◆ Short problem:
In the blog post on online writing advice, which resource does the writer recommend for someone at the stage of looking for an agent?

Thursday, October 19, 2017

29 Reasons Why Lists Should Never Be Longer Than 15.

"There is a large number of online writing advice sites. Do you now or have you ever used any of them? Which and why?" by Catriona 

Well, now. Not really. I'm a bit wary of free websites and the advice therein. Whether it's that thing on my leg that might have been a spider bite (it wasn't) or that chapter in the middle of the book that felt soggy (I rewrote it), it doesn't feel sensible to prise open the maw at the top of the pit of clattering madness and pitch myself in.

And as for sites behind a paywall . . . hmmmmmm. If someone is trying to make money selling writing advice, chances are s/he can't rely on writing itself for an income. And then we're in the territory of whether to trust a dentist with blood in his hair, aren't we?

I think the internet is great for bold-stroke tips that help with low-stakes problems. Getting the seeds out of a pomegranate, folding a fitted sheet, packing a carry-on bag with clothes for a month . . . that kind of thing. But, as a rule, the more certain someone sounds about writing advice the less safe it is to listen. (I sound quite sure about that, eh? Which means you should ignore me. Only now I sound less sure, so it would make a good forehead tattoo. Argh.)


Seriously, though, whenever I find myself teaching a writing class I kick off by saying if everything is going well people should ignore me and scroll through their texts until break-time. But if they're having a problem, then they could maybe listen and then only if what I'm saying seems sensible and/or fun they could maybe give it a whirl. I'm surprised no one's ever asked for a refund, to be honest with you.

There are exceptions around the fringes of actual writing. When I was starting out, looking for an agent, the internet was in its infancy. (Bottle of Evian? Eeh, we didn't have water when I were a nipper. We had hydrogen and oxygen and we made our own.) But these days, you can't do better than Janet Reid's Query Shark, if you're at that stage of the game.

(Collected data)
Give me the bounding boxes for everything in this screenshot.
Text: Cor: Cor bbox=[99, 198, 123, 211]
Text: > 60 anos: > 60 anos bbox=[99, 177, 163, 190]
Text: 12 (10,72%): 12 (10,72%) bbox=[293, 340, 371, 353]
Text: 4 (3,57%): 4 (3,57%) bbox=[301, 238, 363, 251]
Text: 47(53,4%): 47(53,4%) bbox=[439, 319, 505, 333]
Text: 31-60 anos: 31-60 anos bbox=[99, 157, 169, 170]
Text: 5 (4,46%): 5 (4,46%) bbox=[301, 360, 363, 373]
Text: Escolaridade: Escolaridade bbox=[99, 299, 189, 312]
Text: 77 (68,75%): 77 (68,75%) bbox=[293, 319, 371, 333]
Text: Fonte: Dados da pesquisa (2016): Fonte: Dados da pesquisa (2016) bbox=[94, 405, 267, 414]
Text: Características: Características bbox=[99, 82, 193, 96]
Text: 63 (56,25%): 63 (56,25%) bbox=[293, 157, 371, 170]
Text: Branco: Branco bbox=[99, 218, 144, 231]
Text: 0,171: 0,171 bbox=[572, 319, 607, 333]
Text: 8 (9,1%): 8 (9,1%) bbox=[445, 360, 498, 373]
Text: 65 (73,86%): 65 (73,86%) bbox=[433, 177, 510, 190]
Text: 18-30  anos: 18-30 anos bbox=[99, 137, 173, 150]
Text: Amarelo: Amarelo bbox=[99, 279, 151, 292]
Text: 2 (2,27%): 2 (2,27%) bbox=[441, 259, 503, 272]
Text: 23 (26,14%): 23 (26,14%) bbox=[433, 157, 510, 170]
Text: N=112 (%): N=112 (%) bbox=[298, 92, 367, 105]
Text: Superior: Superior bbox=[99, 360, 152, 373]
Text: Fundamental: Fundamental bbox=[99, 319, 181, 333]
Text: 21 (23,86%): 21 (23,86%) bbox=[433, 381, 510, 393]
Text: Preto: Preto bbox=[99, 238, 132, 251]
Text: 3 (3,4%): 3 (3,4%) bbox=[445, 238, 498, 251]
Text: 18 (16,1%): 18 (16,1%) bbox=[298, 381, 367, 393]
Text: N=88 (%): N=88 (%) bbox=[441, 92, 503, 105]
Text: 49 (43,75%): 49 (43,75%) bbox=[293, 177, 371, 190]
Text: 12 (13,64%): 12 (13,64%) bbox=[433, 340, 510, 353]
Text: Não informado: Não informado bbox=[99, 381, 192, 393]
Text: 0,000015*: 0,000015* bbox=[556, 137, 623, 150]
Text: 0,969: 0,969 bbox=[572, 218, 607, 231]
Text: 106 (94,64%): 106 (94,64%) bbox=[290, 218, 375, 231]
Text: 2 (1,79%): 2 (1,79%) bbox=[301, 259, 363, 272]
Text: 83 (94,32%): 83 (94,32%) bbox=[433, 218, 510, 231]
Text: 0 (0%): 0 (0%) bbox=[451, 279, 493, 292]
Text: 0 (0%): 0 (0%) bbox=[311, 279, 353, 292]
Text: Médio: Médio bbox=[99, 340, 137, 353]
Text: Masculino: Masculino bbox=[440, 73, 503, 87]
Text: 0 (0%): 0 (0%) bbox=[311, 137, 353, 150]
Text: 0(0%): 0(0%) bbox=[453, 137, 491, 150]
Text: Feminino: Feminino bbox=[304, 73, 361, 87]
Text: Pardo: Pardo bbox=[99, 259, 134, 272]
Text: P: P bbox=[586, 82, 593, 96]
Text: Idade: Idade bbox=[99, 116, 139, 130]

◆ Exercise output:
Janet Reid's Query Shark.